* **WRITTEN PROBLEM**
Of the lines in the listing below, how many hold "Site"? Answer with the number only.

— Start DATASET CONTENT —

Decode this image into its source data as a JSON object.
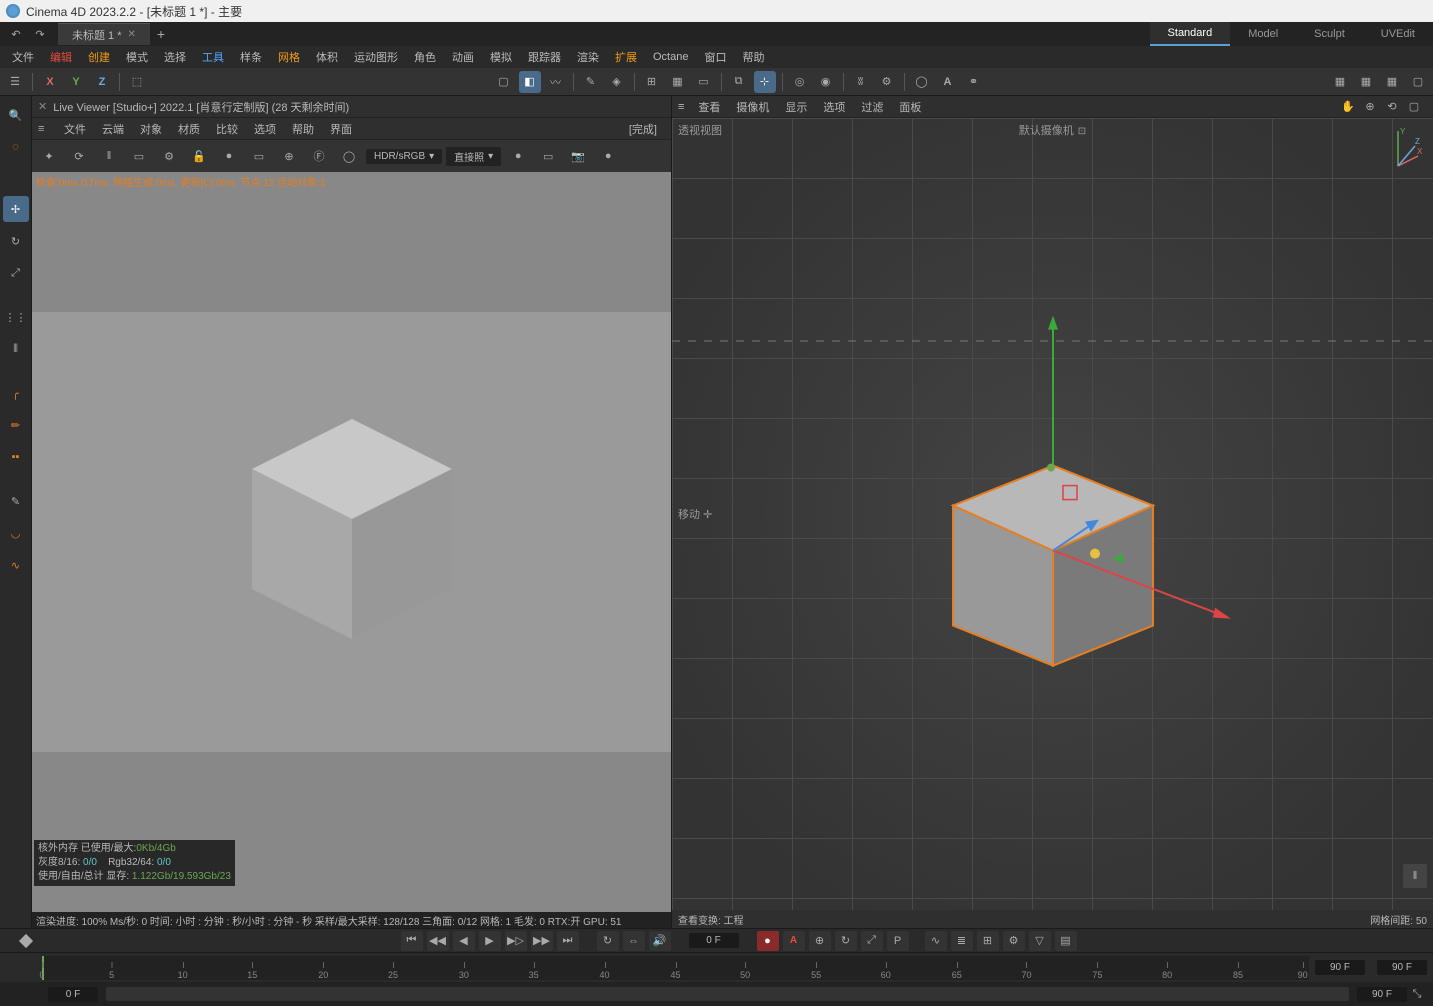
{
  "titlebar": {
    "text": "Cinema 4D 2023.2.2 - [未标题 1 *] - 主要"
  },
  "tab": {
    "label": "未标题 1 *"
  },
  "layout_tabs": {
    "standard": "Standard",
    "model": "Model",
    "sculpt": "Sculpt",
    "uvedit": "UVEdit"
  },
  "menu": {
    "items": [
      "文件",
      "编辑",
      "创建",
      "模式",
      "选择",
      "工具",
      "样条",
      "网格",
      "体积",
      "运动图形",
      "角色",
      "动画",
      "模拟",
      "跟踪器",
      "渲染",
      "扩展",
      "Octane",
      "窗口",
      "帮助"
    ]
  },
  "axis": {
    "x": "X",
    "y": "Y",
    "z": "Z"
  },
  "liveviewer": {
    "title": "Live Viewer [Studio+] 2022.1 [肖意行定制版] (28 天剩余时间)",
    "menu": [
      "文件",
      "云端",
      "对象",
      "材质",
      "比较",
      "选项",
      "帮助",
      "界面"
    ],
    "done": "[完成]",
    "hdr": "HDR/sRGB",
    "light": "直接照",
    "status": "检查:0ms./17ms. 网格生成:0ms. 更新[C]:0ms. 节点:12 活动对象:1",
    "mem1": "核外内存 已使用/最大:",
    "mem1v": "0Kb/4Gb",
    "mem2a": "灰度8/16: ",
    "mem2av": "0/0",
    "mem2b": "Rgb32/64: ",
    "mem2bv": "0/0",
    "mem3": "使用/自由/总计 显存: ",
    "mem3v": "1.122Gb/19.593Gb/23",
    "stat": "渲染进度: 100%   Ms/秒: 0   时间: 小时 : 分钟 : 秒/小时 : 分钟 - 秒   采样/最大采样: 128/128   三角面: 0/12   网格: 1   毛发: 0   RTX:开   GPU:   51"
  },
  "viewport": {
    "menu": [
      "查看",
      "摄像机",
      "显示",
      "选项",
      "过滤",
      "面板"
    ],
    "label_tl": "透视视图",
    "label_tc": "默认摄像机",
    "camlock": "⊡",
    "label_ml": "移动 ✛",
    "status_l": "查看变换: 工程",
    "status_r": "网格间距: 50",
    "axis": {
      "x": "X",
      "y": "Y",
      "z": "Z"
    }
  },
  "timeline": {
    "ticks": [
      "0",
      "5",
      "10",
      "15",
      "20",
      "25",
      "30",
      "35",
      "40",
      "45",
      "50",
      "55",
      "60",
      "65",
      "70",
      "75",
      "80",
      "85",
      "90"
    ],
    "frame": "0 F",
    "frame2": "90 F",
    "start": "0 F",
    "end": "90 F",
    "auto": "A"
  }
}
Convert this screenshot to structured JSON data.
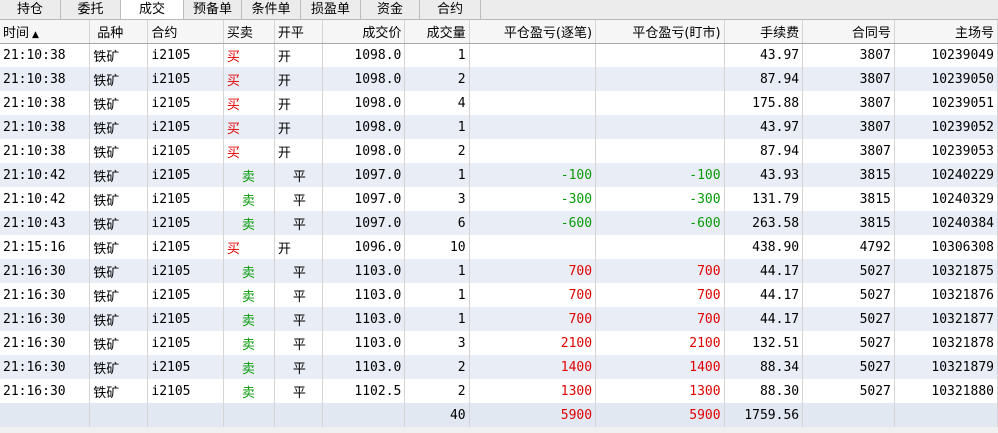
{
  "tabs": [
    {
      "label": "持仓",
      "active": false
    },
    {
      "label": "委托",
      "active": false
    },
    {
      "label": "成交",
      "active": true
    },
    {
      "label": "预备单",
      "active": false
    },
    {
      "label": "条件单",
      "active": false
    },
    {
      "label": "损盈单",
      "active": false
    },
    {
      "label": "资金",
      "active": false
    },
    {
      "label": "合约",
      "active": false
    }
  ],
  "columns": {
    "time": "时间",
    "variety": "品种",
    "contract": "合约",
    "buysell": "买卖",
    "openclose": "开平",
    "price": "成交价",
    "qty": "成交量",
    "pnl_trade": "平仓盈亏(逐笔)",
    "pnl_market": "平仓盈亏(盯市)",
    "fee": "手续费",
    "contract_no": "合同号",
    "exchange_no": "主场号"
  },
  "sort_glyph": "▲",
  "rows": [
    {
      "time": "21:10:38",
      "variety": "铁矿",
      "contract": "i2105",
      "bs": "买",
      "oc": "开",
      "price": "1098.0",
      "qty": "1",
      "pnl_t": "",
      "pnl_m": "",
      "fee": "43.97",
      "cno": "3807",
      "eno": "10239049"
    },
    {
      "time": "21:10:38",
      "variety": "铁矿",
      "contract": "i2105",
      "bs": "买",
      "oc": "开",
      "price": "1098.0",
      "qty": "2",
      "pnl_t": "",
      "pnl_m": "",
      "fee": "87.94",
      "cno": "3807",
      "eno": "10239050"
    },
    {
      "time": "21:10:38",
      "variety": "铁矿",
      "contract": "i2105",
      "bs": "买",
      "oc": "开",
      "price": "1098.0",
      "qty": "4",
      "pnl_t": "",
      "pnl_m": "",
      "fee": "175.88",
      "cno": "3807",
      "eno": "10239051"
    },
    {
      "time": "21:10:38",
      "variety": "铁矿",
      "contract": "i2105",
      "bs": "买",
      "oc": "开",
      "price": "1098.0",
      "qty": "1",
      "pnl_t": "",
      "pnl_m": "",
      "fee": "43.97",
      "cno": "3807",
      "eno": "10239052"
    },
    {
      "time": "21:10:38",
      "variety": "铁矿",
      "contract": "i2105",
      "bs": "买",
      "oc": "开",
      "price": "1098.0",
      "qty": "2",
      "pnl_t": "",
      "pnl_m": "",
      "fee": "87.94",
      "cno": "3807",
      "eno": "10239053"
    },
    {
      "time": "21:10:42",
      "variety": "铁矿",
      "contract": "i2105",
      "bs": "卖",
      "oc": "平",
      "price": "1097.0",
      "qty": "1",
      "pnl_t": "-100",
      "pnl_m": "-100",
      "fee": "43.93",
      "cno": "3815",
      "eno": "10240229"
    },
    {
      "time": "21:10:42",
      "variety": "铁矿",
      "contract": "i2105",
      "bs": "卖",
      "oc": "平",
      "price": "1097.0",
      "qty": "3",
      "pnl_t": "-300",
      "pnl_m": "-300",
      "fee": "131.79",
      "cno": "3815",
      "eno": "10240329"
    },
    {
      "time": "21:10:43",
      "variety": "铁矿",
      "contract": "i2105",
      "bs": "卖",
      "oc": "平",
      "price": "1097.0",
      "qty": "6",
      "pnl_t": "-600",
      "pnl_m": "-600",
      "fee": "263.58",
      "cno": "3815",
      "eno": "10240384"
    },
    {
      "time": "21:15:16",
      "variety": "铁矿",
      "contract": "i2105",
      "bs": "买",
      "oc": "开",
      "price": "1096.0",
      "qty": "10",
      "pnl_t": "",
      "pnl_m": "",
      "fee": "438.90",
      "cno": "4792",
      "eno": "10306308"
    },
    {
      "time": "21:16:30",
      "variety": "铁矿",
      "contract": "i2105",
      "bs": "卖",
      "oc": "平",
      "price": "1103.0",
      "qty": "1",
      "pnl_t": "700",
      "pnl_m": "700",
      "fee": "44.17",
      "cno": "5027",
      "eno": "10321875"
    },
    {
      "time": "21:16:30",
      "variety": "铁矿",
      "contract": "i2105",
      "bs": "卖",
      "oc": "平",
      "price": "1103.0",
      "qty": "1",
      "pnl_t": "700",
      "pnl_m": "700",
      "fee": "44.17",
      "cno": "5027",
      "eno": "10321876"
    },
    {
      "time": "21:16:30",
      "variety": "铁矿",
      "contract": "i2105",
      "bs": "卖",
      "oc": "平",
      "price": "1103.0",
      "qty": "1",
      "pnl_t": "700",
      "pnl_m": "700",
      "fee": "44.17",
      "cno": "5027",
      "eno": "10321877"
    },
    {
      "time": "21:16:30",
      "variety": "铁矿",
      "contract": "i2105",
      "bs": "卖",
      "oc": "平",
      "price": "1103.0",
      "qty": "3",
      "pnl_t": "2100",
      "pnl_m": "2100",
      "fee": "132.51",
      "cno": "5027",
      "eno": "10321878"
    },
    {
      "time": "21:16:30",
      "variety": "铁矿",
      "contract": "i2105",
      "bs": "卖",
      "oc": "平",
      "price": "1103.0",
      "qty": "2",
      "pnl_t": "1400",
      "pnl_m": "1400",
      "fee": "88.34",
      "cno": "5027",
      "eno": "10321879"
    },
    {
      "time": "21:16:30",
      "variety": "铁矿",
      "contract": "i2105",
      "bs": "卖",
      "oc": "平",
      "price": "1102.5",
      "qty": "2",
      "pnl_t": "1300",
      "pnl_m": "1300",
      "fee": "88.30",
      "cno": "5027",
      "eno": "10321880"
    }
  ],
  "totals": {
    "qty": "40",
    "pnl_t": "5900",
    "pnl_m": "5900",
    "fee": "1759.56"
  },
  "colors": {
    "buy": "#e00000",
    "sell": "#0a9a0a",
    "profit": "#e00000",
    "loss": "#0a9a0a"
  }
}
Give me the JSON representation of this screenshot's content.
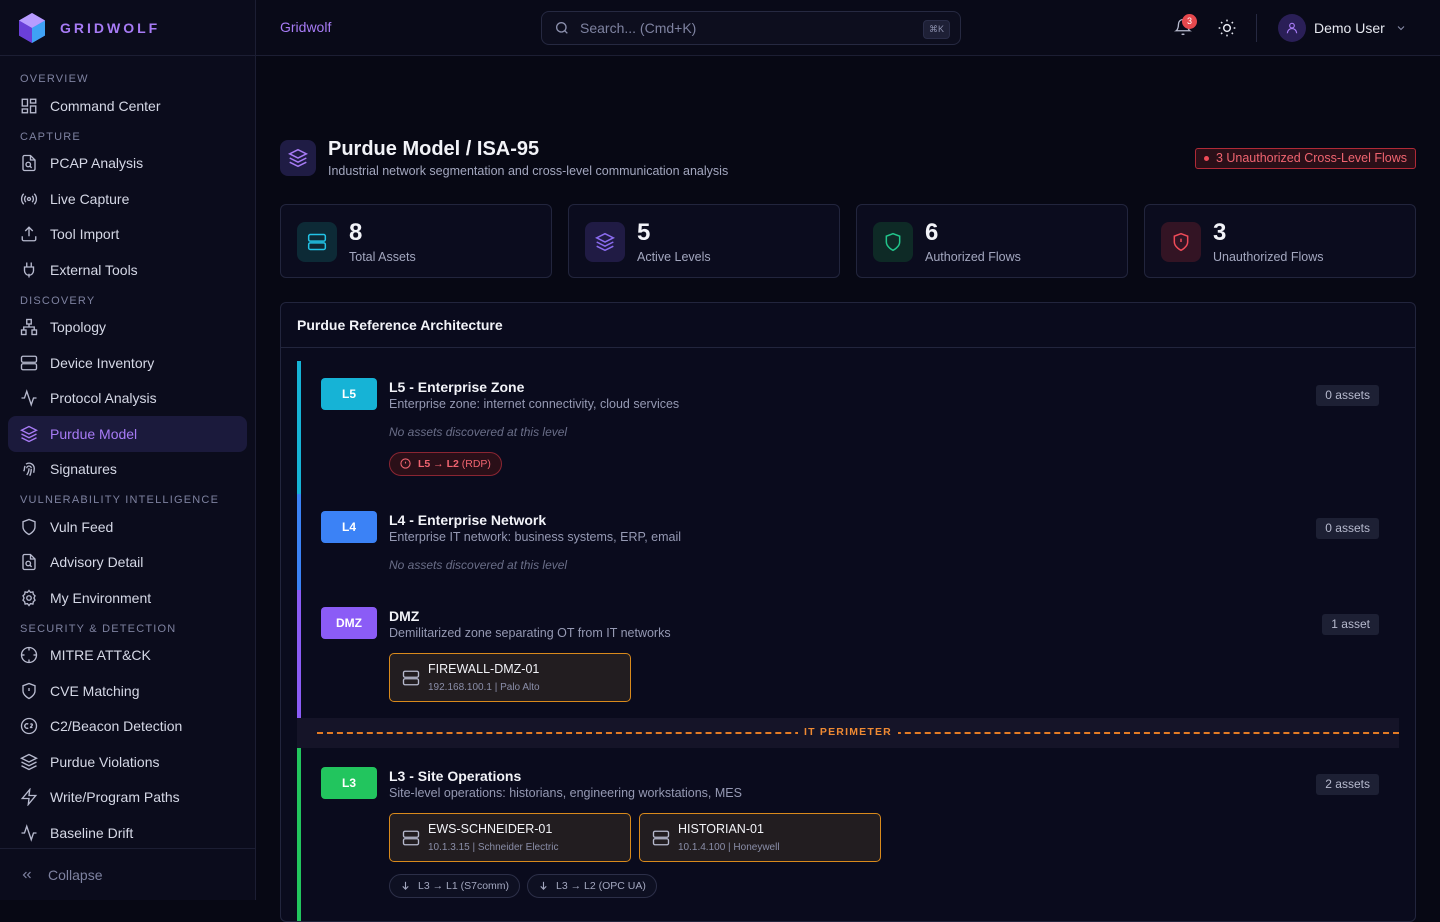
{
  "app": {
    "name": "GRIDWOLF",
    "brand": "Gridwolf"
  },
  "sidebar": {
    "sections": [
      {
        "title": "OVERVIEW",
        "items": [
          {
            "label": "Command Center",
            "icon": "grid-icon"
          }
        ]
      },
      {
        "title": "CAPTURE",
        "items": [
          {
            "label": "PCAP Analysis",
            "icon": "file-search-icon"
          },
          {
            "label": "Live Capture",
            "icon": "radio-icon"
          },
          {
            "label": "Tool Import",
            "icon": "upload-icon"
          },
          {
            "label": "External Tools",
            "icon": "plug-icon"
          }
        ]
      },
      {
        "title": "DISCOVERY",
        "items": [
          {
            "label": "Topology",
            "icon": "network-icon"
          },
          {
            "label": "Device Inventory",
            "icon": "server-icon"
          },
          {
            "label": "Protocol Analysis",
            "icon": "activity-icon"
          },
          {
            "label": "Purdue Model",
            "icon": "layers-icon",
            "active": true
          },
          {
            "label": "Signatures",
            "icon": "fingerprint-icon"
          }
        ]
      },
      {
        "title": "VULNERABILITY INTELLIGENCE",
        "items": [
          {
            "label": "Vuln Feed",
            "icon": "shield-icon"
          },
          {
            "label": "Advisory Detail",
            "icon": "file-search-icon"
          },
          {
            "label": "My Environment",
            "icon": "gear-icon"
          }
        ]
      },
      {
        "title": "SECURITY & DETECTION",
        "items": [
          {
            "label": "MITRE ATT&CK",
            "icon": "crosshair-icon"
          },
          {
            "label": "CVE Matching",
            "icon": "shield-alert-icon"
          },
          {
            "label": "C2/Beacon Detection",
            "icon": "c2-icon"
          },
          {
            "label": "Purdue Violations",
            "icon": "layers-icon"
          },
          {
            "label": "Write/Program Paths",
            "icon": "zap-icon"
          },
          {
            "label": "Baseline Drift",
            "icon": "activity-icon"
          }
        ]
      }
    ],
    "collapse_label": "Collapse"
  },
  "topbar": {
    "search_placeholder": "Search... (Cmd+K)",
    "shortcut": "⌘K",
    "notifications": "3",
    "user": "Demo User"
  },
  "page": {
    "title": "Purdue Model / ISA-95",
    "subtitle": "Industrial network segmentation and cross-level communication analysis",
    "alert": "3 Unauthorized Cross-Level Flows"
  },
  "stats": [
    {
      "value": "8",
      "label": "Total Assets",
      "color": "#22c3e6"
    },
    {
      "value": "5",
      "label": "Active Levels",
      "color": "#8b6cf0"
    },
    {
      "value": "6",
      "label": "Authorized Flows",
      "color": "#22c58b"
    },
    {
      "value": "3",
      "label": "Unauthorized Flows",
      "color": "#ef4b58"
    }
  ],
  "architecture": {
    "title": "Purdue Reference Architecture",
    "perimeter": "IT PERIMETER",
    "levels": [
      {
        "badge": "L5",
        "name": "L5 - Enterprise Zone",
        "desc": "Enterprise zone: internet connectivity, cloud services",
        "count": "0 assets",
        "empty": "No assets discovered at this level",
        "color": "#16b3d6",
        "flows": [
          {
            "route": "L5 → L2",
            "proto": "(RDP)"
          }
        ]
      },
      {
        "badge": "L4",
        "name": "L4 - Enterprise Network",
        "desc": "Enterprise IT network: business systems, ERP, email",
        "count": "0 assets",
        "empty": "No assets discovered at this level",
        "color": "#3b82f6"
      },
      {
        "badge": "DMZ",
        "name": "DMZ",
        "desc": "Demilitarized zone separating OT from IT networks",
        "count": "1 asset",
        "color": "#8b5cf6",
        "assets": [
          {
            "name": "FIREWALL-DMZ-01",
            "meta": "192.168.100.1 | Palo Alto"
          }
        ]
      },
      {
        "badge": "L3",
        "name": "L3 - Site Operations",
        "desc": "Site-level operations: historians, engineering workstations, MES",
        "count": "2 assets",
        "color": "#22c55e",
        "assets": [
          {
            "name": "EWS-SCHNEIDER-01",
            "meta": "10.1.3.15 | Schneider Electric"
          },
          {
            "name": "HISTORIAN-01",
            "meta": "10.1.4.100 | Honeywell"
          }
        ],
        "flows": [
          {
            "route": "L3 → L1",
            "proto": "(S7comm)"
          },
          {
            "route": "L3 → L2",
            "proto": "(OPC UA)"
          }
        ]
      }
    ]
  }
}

— End DATASET CONTENT —

* **SOLUTION TO THIS TASK**
2